── Stored rows
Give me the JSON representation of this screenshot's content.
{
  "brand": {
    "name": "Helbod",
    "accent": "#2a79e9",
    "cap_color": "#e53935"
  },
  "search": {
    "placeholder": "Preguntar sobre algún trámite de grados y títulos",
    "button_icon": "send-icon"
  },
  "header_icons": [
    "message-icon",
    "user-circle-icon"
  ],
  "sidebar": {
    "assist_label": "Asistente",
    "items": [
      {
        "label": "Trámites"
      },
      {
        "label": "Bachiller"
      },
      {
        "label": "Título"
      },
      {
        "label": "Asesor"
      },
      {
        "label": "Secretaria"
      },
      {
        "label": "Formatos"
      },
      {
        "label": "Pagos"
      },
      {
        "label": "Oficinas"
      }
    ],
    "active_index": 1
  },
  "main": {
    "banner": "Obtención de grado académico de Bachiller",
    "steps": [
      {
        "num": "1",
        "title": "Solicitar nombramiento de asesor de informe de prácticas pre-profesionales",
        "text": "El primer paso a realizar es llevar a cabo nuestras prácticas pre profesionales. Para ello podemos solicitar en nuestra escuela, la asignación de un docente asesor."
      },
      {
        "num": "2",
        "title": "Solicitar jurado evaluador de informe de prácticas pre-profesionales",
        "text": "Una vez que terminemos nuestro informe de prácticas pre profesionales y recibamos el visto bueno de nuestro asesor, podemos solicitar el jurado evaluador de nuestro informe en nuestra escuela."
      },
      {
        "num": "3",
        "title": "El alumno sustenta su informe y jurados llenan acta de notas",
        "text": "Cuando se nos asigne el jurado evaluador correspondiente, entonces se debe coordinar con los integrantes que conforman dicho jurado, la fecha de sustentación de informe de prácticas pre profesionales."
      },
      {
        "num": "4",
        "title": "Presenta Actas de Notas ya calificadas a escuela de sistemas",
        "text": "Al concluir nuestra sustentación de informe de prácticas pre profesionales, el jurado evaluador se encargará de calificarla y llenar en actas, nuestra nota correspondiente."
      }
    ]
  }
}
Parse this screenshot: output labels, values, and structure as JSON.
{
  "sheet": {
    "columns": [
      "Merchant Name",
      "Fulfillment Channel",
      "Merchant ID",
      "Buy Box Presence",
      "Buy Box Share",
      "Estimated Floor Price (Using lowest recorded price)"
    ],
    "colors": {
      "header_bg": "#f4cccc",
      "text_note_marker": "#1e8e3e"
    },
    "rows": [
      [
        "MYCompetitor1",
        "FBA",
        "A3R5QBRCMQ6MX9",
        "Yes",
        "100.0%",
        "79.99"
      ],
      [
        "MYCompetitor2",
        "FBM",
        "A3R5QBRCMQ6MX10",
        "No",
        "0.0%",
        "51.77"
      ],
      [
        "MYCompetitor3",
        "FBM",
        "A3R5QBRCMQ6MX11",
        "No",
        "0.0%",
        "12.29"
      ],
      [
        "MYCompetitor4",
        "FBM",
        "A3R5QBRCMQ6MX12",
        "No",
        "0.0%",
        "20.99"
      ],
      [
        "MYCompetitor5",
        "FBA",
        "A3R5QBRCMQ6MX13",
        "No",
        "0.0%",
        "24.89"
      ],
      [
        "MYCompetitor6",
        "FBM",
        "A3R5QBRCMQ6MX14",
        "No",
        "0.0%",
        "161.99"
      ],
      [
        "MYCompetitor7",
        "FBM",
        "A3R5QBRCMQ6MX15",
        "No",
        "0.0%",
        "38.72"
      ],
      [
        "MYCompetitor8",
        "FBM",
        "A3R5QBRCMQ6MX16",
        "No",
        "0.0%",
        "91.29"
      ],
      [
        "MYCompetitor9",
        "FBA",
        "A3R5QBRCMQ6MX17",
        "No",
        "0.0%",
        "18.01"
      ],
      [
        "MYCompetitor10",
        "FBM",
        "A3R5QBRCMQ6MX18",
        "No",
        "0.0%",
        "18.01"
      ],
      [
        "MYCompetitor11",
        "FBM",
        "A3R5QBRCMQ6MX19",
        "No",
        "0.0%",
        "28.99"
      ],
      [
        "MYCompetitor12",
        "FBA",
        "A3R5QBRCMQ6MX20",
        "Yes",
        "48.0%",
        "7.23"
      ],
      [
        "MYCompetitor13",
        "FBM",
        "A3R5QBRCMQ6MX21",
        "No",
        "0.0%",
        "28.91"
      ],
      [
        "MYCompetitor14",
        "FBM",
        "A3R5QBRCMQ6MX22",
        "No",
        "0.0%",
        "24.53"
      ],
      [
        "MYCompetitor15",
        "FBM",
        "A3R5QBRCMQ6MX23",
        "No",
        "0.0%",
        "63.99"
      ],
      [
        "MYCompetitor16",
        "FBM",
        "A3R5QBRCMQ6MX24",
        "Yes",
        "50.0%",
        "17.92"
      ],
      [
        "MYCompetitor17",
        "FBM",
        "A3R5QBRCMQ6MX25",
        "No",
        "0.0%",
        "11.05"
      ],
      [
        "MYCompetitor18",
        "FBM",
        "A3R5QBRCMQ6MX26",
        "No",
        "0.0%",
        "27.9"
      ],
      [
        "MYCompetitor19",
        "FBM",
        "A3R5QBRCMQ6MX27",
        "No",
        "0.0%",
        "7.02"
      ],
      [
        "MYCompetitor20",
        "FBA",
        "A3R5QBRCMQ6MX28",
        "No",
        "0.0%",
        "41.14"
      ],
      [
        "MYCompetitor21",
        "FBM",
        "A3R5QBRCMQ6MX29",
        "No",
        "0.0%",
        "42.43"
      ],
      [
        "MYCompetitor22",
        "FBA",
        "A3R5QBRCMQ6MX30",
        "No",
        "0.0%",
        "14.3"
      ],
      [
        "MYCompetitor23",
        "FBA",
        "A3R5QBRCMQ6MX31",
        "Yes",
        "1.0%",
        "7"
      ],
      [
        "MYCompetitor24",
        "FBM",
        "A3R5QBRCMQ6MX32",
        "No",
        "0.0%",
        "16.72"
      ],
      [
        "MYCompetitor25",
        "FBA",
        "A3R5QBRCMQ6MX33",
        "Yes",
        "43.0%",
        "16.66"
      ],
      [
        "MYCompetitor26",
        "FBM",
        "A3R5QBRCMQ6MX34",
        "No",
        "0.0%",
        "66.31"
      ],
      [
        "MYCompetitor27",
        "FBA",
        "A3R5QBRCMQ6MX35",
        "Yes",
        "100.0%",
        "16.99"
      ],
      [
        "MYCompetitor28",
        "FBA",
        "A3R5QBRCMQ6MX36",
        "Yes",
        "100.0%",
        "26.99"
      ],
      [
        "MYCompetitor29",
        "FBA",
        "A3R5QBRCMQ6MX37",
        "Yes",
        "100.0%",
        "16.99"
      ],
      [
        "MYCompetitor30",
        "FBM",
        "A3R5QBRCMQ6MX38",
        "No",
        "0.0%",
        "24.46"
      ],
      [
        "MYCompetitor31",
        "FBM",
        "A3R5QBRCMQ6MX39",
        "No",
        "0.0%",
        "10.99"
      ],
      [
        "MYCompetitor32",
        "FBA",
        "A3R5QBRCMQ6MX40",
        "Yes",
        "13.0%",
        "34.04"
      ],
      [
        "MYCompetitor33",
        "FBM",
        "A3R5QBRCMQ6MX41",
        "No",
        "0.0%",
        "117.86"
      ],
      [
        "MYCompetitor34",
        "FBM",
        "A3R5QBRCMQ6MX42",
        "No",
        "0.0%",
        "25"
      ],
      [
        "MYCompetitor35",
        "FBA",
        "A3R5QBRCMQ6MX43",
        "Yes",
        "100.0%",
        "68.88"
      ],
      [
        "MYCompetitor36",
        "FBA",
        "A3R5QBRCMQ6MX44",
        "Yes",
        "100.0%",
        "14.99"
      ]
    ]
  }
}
────
• Exercise goal
Show all lines above holding "escuela".

• Response below
        "text": "El primer paso a realizar es llevar a cabo nuestras prácticas pre profesionales. Para ello podemos solicitar en nuestra escuela, la asignación de un docente asesor."
        "text": "Una vez que terminemos nuestro informe de prácticas pre profesionales y recibamos el visto bueno de nuestro asesor, podemos solicitar el jurado evaluador de nuestro informe en nuestra escuela."
        "title": "Presenta Actas de Notas ya calificadas a escuela de sistemas",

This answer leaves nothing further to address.